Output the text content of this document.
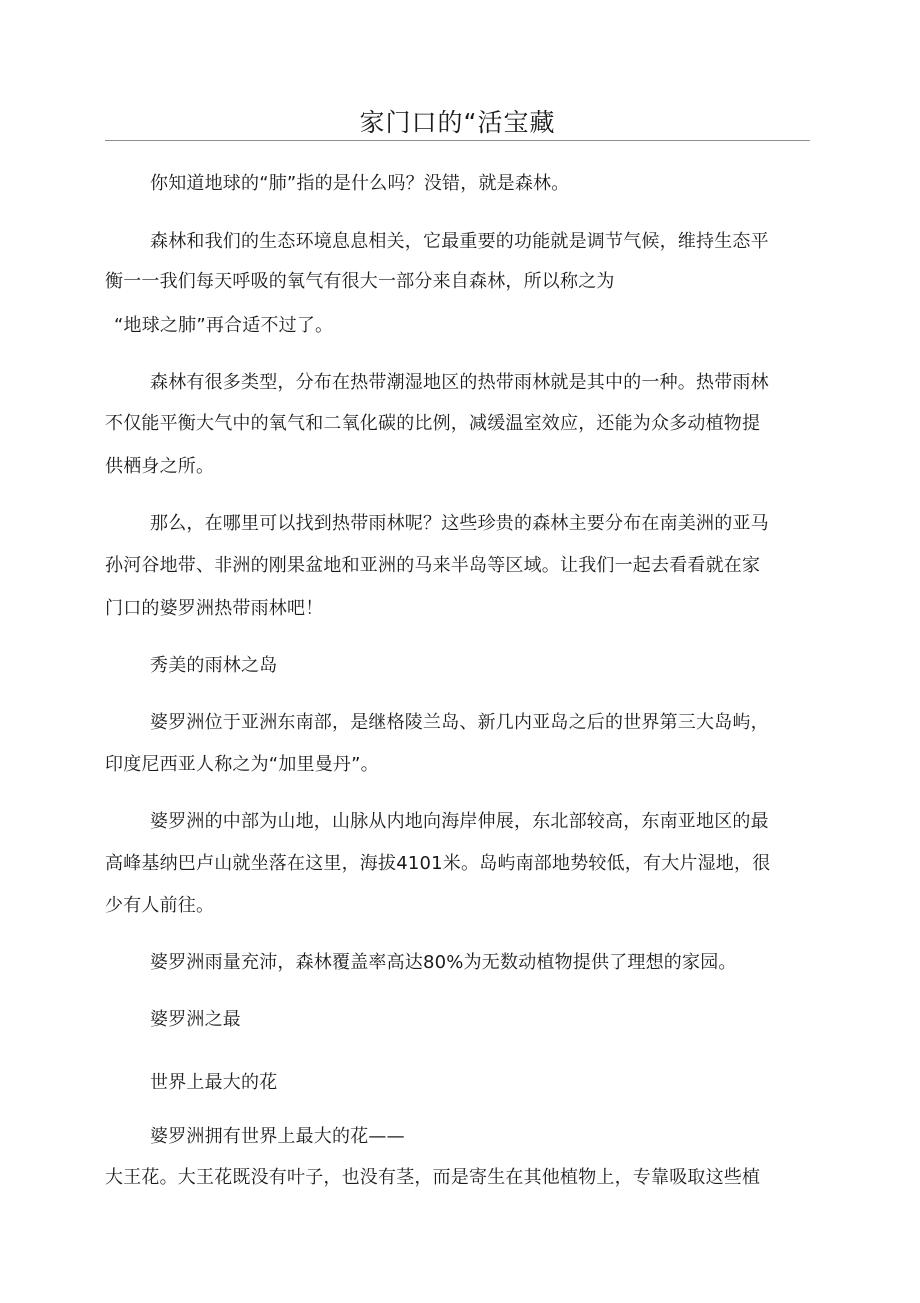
家门口的“活宝藏

你知道地球的“肺”指的是什么吗？没错，就是森林。

森林和我们的生态环境息息相关，它最重要的功能就是调节气候，维持生态平

衡一一我们每天呼吸的氧气有很大一部分来自森林，所以称之为

“地球之肺”再合适不过了。

森林有很多类型，分布在热带潮湿地区的热带雨林就是其中的一种。热带雨林

不仅能平衡大气中的氧气和二氧化碳的比例，减缓温室效应，还能为众多动植物提

供栖身之所。

那么，在哪里可以找到热带雨林呢？这些珍贵的森林主要分布在南美洲的亚马

孙河谷地带、非洲的刚果盆地和亚洲的马来半岛等区域。让我们一起去看看就在家

门口的婆罗洲热带雨林吧！

秀美的雨林之岛

婆罗洲位于亚洲东南部，是继格陵兰岛、新几内亚岛之后的世界第三大岛屿，

印度尼西亚人称之为“加里曼丹”。

婆罗洲的中部为山地，山脉从内地向海岸伸展，东北部较高，东南亚地区的最

高峰基纳巴卢山就坐落在这里，海拔4101米。岛屿南部地势较低，有大片湿地，很

少有人前往。

婆罗洲雨量充沛，森林覆盖率高达80%为无数动植物提供了理想的家园。

婆罗洲之最

世界上最大的花

婆罗洲拥有世界上最大的花——

大王花。大王花既没有叶子，也没有茎，而是寄生在其他植物上，专靠吸取这些植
▬▬▬
#### JOB
Quote the material in full and exactly; do not carry over its pictures.

#### ANSWER IN FULL
Output the text content of this document.
家门口的“活宝藏

你知道地球的“肺”指的是什么吗？没错，就是森林。

森林和我们的生态环境息息相关，它最重要的功能就是调节气候，维持生态平

衡一一我们每天呼吸的氧气有很大一部分来自森林，所以称之为

“地球之肺”再合适不过了。

森林有很多类型，分布在热带潮湿地区的热带雨林就是其中的一种。热带雨林

不仅能平衡大气中的氧气和二氧化碳的比例，减缓温室效应，还能为众多动植物提

供栖身之所。

那么，在哪里可以找到热带雨林呢？这些珍贵的森林主要分布在南美洲的亚马

孙河谷地带、非洲的刚果盆地和亚洲的马来半岛等区域。让我们一起去看看就在家

门口的婆罗洲热带雨林吧！

秀美的雨林之岛

婆罗洲位于亚洲东南部，是继格陵兰岛、新几内亚岛之后的世界第三大岛屿，

印度尼西亚人称之为“加里曼丹”。

婆罗洲的中部为山地，山脉从内地向海岸伸展，东北部较高，东南亚地区的最

高峰基纳巴卢山就坐落在这里，海拔4101米。岛屿南部地势较低，有大片湿地，很

少有人前往。

婆罗洲雨量充沛，森林覆盖率高达80%为无数动植物提供了理想的家园。

婆罗洲之最

世界上最大的花

婆罗洲拥有世界上最大的花——

大王花。大王花既没有叶子，也没有茎，而是寄生在其他植物上，专靠吸取这些植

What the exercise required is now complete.